> _Data to process_
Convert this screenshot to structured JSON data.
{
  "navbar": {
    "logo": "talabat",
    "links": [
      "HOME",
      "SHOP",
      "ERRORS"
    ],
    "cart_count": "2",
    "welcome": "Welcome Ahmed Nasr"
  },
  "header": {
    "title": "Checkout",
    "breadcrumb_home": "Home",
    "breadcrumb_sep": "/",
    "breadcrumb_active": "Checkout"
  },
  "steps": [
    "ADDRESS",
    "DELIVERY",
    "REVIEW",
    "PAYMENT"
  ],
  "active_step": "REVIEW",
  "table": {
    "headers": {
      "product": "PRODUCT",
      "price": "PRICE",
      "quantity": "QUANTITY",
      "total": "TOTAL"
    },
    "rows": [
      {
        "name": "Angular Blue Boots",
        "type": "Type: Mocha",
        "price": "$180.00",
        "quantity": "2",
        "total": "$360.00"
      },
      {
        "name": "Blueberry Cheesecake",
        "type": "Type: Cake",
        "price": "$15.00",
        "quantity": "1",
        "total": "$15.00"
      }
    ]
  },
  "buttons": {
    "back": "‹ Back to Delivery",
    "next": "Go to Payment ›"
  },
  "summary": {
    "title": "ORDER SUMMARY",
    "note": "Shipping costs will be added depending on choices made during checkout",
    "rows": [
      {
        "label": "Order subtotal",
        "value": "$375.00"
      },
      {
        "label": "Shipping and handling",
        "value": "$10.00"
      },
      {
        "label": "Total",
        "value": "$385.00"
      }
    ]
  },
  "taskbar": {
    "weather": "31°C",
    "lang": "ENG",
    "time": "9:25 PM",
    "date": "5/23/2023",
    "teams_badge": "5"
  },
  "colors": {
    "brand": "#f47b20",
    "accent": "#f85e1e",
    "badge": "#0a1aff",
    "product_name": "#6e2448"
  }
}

> _Task objective_
Your answer should be a single number: the count of lines in the listing that contain the word "title".

> _Solution to this exercise_
2